*SET EXERCISE*
Your task is to repeat the lines below exactly, excluding any pictures they contain.

*MATERIAL PROVIDED*

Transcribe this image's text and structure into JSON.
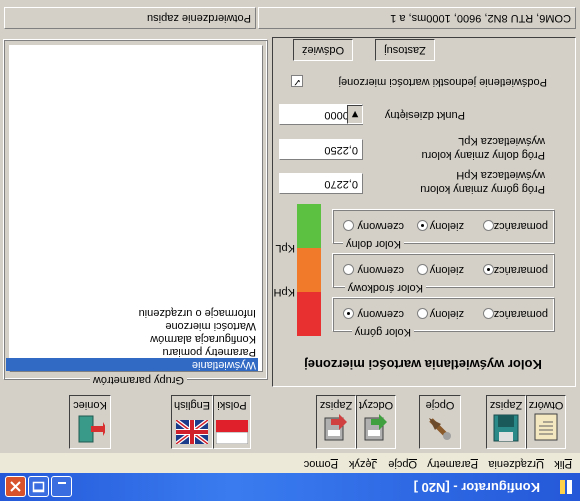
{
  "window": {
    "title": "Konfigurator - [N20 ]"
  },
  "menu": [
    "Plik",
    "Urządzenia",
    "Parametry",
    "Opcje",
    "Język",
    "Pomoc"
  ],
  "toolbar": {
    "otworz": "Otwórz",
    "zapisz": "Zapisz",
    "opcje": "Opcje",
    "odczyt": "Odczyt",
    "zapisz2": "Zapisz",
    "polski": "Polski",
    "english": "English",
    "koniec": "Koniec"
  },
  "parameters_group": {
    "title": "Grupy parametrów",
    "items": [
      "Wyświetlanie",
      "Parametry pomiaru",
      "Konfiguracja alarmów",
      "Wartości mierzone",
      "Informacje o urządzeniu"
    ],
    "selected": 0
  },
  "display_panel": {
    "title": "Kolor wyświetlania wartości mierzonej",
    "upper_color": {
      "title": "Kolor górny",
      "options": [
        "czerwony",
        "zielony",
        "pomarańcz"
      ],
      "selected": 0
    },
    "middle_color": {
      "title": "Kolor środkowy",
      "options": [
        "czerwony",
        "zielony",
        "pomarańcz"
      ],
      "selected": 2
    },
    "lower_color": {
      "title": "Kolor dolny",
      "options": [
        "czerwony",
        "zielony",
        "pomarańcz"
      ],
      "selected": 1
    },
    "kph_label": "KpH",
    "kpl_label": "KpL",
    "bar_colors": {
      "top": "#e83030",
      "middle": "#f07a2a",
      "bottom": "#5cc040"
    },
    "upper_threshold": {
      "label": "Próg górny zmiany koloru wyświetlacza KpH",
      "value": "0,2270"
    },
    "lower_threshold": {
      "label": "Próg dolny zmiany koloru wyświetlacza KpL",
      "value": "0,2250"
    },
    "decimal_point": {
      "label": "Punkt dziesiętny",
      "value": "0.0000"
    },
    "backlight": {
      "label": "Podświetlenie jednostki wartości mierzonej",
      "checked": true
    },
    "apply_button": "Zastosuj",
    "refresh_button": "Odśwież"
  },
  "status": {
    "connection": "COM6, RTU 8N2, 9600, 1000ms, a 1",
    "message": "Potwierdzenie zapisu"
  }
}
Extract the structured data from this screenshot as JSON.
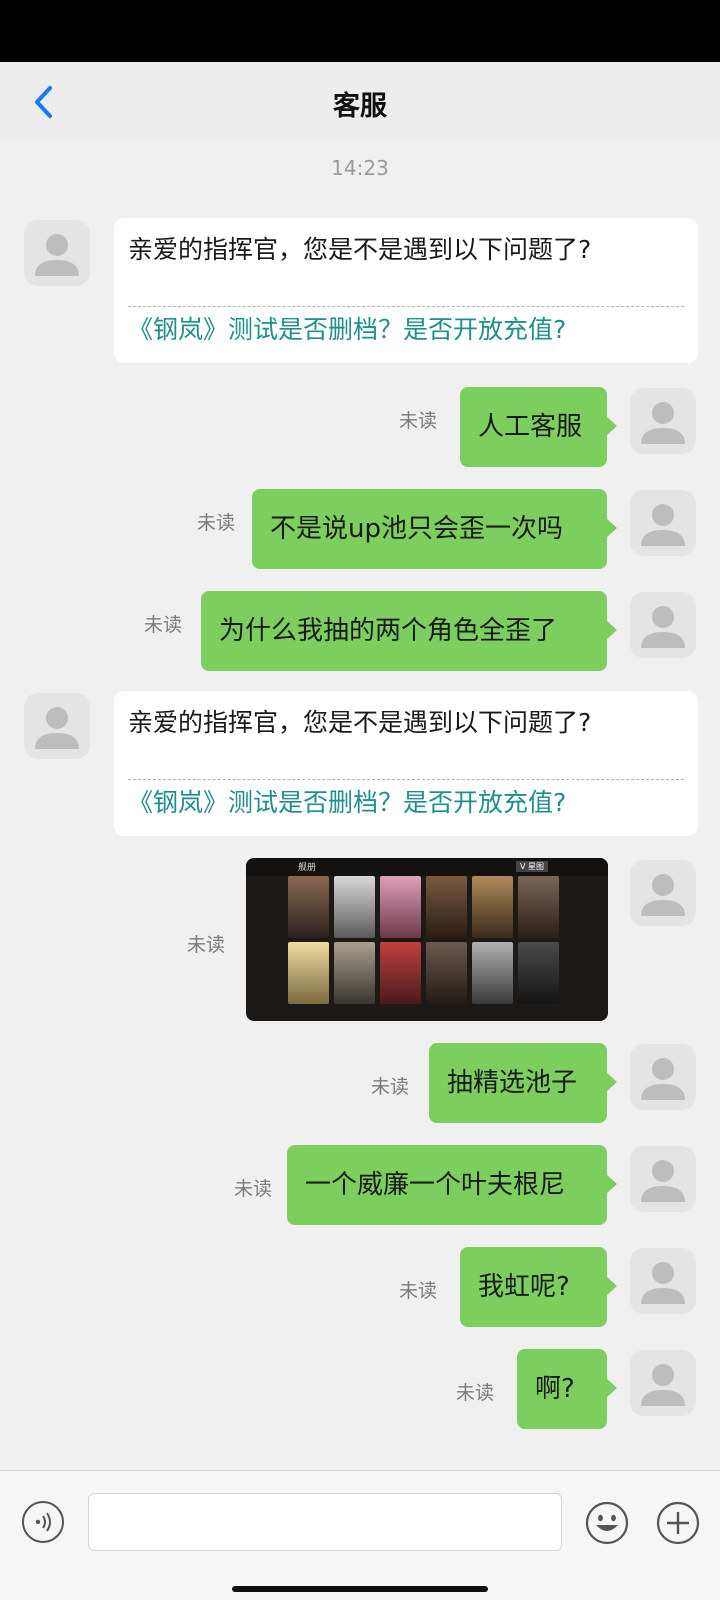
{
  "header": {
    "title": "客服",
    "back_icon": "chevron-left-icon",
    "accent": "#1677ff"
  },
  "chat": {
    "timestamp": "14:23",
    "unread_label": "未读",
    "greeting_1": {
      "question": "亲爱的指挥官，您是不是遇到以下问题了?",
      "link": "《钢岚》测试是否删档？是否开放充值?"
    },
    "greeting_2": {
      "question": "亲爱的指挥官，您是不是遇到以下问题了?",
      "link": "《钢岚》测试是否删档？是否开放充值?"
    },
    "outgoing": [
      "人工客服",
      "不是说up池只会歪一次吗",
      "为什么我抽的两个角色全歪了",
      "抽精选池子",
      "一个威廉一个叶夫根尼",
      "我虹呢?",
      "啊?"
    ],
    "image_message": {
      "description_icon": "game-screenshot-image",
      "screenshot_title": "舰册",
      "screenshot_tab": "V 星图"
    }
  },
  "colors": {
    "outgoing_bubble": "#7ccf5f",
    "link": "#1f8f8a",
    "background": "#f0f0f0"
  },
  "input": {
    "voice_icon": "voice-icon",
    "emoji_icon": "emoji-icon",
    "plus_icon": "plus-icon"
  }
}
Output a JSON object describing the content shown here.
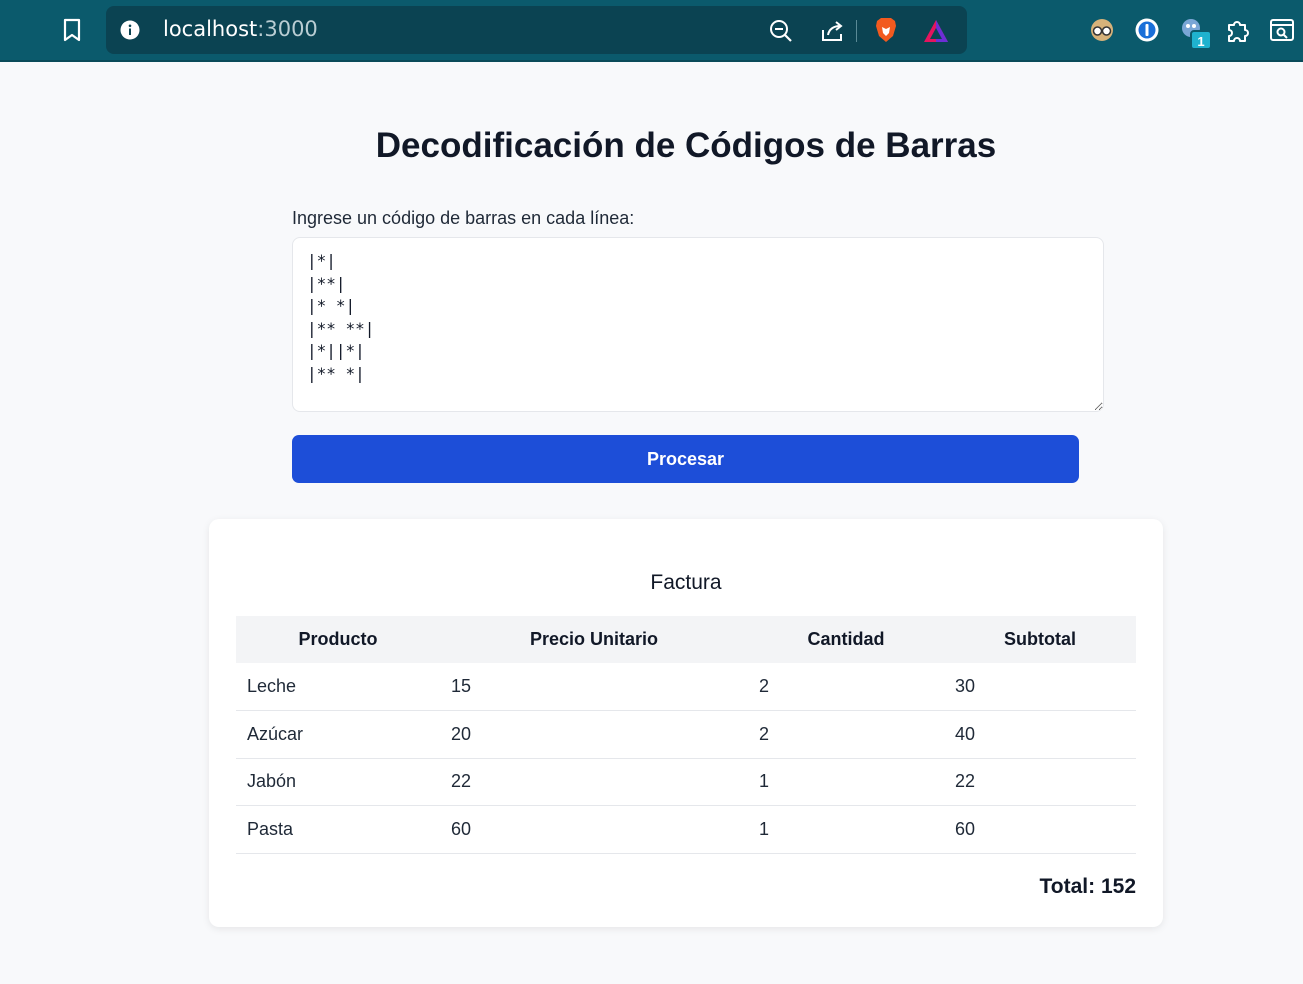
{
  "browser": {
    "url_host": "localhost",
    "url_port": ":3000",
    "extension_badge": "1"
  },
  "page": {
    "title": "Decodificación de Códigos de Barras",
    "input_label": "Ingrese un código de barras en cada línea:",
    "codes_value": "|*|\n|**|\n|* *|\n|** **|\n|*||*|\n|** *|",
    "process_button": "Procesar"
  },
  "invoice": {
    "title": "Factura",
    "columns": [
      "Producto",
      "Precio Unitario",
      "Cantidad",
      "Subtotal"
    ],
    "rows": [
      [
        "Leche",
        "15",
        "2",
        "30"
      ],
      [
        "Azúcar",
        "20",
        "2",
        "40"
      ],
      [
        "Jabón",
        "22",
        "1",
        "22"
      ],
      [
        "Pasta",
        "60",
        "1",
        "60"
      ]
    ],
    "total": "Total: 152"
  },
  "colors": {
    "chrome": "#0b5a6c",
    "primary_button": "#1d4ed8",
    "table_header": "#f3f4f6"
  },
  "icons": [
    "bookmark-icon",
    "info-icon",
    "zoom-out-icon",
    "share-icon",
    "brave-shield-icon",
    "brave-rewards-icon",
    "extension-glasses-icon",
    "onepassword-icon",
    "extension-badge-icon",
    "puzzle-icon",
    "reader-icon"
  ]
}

*COMPLETED TASK*
Transcribe this image's text and structure into JSON.
{
  "window": {
    "title": "Konfigurator - [N20 ]"
  },
  "menu": [
    "Plik",
    "Urządzenia",
    "Parametry",
    "Opcje",
    "Język",
    "Pomoc"
  ],
  "toolbar": {
    "otworz": "Otwórz",
    "zapisz": "Zapisz",
    "opcje": "Opcje",
    "odczyt": "Odczyt",
    "zapisz2": "Zapisz",
    "polski": "Polski",
    "english": "English",
    "koniec": "Koniec"
  },
  "parameters_group": {
    "title": "Grupy parametrów",
    "items": [
      "Wyświetlanie",
      "Parametry pomiaru",
      "Konfiguracja alarmów",
      "Wartości mierzone",
      "Informacje o urządzeniu"
    ],
    "selected": 0
  },
  "display_panel": {
    "title": "Kolor wyświetlania wartości mierzonej",
    "upper_color": {
      "title": "Kolor górny",
      "options": [
        "czerwony",
        "zielony",
        "pomarańcz"
      ],
      "selected": 0
    },
    "middle_color": {
      "title": "Kolor środkowy",
      "options": [
        "czerwony",
        "zielony",
        "pomarańcz"
      ],
      "selected": 2
    },
    "lower_color": {
      "title": "Kolor dolny",
      "options": [
        "czerwony",
        "zielony",
        "pomarańcz"
      ],
      "selected": 1
    },
    "kph_label": "KpH",
    "kpl_label": "KpL",
    "bar_colors": {
      "top": "#e83030",
      "middle": "#f07a2a",
      "bottom": "#5cc040"
    },
    "upper_threshold": {
      "label": "Próg górny zmiany koloru wyświetlacza KpH",
      "value": "0,2270"
    },
    "lower_threshold": {
      "label": "Próg dolny zmiany koloru wyświetlacza KpL",
      "value": "0,2250"
    },
    "decimal_point": {
      "label": "Punkt dziesiętny",
      "value": "0.0000"
    },
    "backlight": {
      "label": "Podświetlenie jednostki wartości mierzonej",
      "checked": true
    },
    "apply_button": "Zastosuj",
    "refresh_button": "Odśwież"
  },
  "status": {
    "connection": "COM6, RTU 8N2, 9600, 1000ms, a 1",
    "message": "Potwierdzenie zapisu"
  }
}
Extract the structured data from this screenshot as JSON.
{
  "header": {
    "title": "客服",
    "back_icon": "chevron-left-icon",
    "accent": "#1677ff"
  },
  "chat": {
    "timestamp": "14:23",
    "unread_label": "未读",
    "greeting_1": {
      "question": "亲爱的指挥官，您是不是遇到以下问题了?",
      "link": "《钢岚》测试是否删档？是否开放充值?"
    },
    "greeting_2": {
      "question": "亲爱的指挥官，您是不是遇到以下问题了?",
      "link": "《钢岚》测试是否删档？是否开放充值?"
    },
    "outgoing": [
      "人工客服",
      "不是说up池只会歪一次吗",
      "为什么我抽的两个角色全歪了",
      "抽精选池子",
      "一个威廉一个叶夫根尼",
      "我虹呢?",
      "啊?"
    ],
    "image_message": {
      "description_icon": "game-screenshot-image",
      "screenshot_title": "舰册",
      "screenshot_tab": "V 星图"
    }
  },
  "colors": {
    "outgoing_bubble": "#7ccf5f",
    "link": "#1f8f8a",
    "background": "#f0f0f0"
  },
  "input": {
    "voice_icon": "voice-icon",
    "emoji_icon": "emoji-icon",
    "plus_icon": "plus-icon"
  }
}
Output a JSON object describing the content shown here.
{
  "browser": {
    "url_host": "localhost",
    "url_port": ":3000",
    "extension_badge": "1"
  },
  "page": {
    "title": "Decodificación de Códigos de Barras",
    "input_label": "Ingrese un código de barras en cada línea:",
    "codes_value": "|*|\n|**|\n|* *|\n|** **|\n|*||*|\n|** *|",
    "process_button": "Procesar"
  },
  "invoice": {
    "title": "Factura",
    "columns": [
      "Producto",
      "Precio Unitario",
      "Cantidad",
      "Subtotal"
    ],
    "rows": [
      [
        "Leche",
        "15",
        "2",
        "30"
      ],
      [
        "Azúcar",
        "20",
        "2",
        "40"
      ],
      [
        "Jabón",
        "22",
        "1",
        "22"
      ],
      [
        "Pasta",
        "60",
        "1",
        "60"
      ]
    ],
    "total": "Total: 152"
  },
  "colors": {
    "chrome": "#0b5a6c",
    "primary_button": "#1d4ed8",
    "table_header": "#f3f4f6"
  },
  "icons": [
    "bookmark-icon",
    "info-icon",
    "zoom-out-icon",
    "share-icon",
    "brave-shield-icon",
    "brave-rewards-icon",
    "extension-glasses-icon",
    "onepassword-icon",
    "extension-badge-icon",
    "puzzle-icon",
    "reader-icon"
  ]
}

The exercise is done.